Aufgabenstellung: Gib bitte die Daten von der Zeile mit „369, 628, 388]“ bis einschließlich der Zeile mit „223, 143, 226]“ unverändert wieder.

Auflistung:
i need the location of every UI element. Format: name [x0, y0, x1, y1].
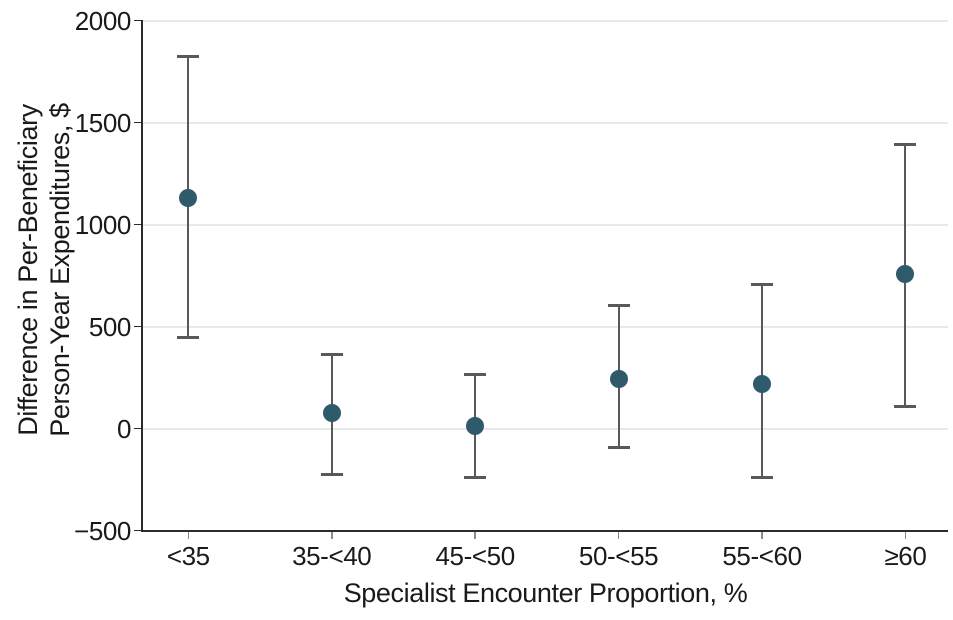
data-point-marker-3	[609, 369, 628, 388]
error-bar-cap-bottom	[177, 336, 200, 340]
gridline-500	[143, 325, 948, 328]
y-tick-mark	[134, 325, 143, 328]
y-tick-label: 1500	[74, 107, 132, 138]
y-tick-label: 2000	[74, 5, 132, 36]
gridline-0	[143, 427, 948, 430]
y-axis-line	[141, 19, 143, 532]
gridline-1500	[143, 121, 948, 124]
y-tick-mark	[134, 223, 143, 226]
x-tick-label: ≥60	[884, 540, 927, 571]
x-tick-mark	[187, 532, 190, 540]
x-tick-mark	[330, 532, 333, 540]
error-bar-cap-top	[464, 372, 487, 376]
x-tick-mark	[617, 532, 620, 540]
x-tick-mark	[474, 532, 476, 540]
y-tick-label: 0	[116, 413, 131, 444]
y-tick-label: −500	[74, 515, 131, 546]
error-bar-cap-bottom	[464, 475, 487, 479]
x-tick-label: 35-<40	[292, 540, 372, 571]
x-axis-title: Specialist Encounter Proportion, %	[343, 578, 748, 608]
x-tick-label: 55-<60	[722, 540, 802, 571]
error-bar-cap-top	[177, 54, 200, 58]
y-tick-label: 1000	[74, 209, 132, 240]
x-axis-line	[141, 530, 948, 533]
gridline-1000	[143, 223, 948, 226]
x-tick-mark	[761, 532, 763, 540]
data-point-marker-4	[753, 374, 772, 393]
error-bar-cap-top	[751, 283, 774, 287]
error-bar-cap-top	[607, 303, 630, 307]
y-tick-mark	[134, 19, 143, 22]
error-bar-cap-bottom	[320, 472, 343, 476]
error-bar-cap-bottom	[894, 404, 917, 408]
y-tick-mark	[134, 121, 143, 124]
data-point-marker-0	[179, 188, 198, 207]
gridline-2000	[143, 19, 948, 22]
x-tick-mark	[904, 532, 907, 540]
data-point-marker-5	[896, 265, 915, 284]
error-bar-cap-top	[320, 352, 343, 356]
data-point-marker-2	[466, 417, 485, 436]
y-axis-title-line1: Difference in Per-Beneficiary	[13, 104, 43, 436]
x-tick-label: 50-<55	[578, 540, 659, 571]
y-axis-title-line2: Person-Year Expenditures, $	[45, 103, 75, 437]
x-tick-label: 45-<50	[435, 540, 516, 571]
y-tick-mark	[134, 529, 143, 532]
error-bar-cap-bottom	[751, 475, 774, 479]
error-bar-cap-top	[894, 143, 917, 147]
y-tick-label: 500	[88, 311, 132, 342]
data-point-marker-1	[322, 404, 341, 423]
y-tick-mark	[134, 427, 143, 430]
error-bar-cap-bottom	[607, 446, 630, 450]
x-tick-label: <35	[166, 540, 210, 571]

---

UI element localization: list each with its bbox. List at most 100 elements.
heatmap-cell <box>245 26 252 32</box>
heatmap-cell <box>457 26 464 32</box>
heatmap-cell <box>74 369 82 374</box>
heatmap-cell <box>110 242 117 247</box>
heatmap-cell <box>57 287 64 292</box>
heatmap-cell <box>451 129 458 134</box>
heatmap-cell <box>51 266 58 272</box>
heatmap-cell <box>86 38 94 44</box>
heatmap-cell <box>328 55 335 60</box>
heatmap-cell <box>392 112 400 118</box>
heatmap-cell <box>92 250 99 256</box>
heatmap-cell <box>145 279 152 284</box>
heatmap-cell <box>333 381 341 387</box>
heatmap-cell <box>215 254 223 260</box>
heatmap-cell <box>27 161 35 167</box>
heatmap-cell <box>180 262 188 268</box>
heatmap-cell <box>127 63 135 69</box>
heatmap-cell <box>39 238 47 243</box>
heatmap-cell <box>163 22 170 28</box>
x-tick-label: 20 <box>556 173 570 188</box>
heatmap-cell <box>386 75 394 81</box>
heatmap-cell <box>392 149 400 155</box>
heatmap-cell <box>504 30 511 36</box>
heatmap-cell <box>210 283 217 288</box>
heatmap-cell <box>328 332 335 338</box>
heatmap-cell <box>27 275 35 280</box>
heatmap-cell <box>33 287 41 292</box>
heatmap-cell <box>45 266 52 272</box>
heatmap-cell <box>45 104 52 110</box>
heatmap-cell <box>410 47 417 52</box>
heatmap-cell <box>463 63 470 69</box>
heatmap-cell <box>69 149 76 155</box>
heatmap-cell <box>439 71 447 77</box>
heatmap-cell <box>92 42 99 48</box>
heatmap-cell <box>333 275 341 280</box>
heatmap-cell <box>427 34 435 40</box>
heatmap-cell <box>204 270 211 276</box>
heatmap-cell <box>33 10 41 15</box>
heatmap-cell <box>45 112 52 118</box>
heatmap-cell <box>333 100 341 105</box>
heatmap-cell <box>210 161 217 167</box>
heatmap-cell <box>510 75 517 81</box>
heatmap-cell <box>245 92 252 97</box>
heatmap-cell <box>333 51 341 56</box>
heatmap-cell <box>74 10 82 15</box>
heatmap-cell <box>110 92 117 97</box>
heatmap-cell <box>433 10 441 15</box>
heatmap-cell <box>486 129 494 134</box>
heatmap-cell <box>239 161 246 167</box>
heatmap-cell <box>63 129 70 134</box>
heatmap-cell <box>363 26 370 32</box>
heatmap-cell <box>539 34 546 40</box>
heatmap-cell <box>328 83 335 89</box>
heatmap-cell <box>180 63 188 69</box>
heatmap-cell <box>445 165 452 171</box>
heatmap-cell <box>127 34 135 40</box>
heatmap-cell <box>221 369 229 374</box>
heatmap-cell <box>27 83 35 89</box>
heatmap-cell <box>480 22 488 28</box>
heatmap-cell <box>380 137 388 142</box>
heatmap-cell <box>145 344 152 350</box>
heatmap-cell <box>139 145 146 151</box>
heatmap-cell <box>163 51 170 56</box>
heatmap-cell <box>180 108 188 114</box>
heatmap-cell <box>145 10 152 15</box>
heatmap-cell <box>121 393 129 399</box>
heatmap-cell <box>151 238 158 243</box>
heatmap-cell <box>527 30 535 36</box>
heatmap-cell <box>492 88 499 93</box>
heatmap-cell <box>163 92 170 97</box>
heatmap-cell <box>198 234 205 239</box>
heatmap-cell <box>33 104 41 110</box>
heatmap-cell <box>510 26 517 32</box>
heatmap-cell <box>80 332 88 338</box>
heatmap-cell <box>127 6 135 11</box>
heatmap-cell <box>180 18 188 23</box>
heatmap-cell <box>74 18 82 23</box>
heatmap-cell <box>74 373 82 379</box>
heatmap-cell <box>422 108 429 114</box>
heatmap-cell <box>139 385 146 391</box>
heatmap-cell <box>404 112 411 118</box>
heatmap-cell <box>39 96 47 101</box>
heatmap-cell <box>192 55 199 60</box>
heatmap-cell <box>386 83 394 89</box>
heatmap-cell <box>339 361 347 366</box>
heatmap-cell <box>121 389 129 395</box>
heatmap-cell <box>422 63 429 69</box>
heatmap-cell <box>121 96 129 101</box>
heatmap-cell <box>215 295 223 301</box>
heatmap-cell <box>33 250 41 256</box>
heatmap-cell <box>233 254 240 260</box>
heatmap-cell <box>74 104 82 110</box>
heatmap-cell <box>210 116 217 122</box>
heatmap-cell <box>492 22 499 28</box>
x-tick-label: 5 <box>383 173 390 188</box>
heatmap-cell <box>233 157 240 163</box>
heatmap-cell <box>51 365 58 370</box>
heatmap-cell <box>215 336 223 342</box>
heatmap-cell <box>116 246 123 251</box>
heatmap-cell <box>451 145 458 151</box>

--

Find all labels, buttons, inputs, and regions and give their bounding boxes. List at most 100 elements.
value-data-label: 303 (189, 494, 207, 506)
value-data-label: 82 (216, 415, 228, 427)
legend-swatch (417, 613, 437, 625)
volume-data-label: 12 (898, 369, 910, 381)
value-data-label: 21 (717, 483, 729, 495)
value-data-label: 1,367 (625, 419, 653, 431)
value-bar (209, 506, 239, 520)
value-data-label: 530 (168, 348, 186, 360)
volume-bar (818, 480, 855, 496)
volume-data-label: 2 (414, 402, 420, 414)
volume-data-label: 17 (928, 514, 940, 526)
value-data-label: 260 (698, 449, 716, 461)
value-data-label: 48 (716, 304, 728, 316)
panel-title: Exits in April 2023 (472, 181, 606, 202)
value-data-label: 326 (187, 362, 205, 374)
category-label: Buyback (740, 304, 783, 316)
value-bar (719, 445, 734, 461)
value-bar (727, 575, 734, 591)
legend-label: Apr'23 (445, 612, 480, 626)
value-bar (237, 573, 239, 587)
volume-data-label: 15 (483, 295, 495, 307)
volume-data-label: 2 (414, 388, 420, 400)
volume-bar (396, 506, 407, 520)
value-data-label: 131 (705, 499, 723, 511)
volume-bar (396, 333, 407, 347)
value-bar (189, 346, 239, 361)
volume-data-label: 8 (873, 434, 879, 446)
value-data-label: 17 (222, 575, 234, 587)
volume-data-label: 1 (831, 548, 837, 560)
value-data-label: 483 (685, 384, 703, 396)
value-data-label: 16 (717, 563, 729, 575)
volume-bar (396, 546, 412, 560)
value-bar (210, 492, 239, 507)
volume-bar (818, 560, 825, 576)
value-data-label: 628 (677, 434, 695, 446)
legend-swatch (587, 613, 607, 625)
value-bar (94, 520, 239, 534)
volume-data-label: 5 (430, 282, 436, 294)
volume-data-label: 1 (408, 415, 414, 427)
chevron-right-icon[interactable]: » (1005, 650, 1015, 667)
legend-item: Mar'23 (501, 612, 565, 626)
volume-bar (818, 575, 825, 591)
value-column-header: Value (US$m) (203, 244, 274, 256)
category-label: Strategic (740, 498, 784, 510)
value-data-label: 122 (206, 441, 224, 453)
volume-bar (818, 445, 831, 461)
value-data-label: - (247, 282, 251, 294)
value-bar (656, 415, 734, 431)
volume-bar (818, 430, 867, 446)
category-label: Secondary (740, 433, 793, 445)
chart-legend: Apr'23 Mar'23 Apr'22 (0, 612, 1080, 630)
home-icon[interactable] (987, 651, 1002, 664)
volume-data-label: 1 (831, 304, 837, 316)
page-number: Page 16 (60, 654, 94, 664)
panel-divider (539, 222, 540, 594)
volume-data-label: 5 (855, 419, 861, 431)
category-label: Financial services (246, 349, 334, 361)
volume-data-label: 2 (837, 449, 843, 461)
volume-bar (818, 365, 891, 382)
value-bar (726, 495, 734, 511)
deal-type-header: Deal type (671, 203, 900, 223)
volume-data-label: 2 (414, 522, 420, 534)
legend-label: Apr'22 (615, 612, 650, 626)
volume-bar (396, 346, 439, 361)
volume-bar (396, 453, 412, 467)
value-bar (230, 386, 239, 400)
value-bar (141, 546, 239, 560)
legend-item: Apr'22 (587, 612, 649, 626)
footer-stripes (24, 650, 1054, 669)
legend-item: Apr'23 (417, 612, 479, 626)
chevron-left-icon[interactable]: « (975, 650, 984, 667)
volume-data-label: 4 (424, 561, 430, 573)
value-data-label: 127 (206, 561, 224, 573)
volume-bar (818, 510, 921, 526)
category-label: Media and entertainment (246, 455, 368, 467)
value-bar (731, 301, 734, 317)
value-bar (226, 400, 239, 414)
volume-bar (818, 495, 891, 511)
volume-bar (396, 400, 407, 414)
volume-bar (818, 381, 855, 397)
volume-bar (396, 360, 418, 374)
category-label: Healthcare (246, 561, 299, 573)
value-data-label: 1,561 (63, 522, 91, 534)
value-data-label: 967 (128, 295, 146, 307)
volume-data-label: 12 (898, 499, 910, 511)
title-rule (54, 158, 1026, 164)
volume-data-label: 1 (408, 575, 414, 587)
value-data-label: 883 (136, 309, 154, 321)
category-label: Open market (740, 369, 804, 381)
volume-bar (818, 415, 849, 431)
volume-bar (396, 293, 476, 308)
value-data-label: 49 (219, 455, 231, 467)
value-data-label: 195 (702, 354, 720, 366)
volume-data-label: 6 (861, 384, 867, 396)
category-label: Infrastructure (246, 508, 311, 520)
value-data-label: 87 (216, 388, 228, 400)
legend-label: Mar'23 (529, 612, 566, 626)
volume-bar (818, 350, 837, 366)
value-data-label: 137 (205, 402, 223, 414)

Antwort:
data-point-marker-3	[609, 369, 628, 388]
error-bar-cap-bottom	[177, 336, 200, 340]
gridline-500	[143, 325, 948, 328]
y-tick-mark	[134, 325, 143, 328]
y-tick-label: 1500	[74, 107, 132, 138]
y-tick-label: 2000	[74, 5, 132, 36]
gridline-0	[143, 427, 948, 430]
y-axis-line	[141, 19, 143, 532]
gridline-1500	[143, 121, 948, 124]
y-tick-mark	[134, 223, 143, 226]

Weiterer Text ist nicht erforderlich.